Task instructions: Below is a block of data; give all of it again word for word.

-- Records to process start --

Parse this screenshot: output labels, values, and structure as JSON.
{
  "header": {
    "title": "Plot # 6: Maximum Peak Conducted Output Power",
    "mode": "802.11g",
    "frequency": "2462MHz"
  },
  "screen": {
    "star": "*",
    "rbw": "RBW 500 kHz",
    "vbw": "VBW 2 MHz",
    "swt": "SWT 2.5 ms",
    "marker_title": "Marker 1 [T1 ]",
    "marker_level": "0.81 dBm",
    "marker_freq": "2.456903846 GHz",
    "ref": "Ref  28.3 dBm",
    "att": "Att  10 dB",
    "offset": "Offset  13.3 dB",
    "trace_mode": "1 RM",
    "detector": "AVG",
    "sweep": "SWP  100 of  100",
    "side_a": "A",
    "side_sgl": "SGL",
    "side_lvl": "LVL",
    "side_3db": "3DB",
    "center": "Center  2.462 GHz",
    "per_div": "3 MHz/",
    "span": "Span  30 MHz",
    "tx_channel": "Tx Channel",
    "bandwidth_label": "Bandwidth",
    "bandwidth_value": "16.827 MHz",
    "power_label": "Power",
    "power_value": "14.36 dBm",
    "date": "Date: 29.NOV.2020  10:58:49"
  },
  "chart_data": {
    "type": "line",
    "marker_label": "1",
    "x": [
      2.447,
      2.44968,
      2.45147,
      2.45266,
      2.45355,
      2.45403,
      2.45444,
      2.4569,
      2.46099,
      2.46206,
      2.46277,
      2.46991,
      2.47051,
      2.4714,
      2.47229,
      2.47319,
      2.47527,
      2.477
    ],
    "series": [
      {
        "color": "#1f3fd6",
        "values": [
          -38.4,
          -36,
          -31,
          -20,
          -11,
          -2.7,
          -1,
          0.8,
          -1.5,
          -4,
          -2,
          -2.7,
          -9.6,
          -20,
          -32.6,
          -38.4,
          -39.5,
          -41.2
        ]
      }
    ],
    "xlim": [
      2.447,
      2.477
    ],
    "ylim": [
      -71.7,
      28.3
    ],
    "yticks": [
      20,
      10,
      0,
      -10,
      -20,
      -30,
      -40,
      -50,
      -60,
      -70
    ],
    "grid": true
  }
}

-- Records to process end --

Reply:
Parse this screenshot: output labels, values, and structure as JSON.
{
  "header": {
    "title": "Plot # 6: Maximum Peak Conducted Output Power",
    "mode": "802.11g",
    "frequency": "2462MHz"
  },
  "screen": {
    "star": "*",
    "rbw": "RBW 500 kHz",
    "vbw": "VBW 2 MHz",
    "swt": "SWT 2.5 ms",
    "marker_title": "Marker 1 [T1 ]",
    "marker_level": "0.81 dBm",
    "marker_freq": "2.456903846 GHz",
    "ref": "Ref  28.3 dBm",
    "att": "Att  10 dB",
    "offset": "Offset  13.3 dB",
    "trace_mode": "1 RM",
    "detector": "AVG",
    "sweep": "SWP  100 of  100",
    "side_a": "A",
    "side_sgl": "SGL",
    "side_lvl": "LVL",
    "side_3db": "3DB",
    "center": "Center  2.462 GHz",
    "per_div": "3 MHz/",
    "span": "Span  30 MHz",
    "tx_channel": "Tx Channel",
    "bandwidth_label": "Bandwidth",
    "bandwidth_value": "16.827 MHz",
    "power_label": "Power",
    "power_value": "14.36 dBm",
    "date": "Date: 29.NOV.2020  10:58:49"
  },
  "chart_data": {
    "type": "line",
    "marker_label": "1",
    "x": [
      2.447,
      2.44968,
      2.45147,
      2.45266,
      2.45355,
      2.45403,
      2.45444,
      2.4569,
      2.46099,
      2.46206,
      2.46277,
      2.46991,
      2.47051,
      2.4714,
      2.47229,
      2.47319,
      2.47527,
      2.477
    ],
    "series": [
      {
        "color": "#1f3fd6",
        "values": [
          -38.4,
          -36,
          -31,
          -20,
          -11,
          -2.7,
          -1,
          0.8,
          -1.5,
          -4,
          -2,
          -2.7,
          -9.6,
          -20,
          -32.6,
          -38.4,
          -39.5,
          -41.2
        ]
      }
    ],
    "xlim": [
      2.447,
      2.477
    ],
    "ylim": [
      -71.7,
      28.3
    ],
    "yticks": [
      20,
      10,
      0,
      -10,
      -20,
      -30,
      -40,
      -50,
      -60,
      -70
    ],
    "grid": true
  }
}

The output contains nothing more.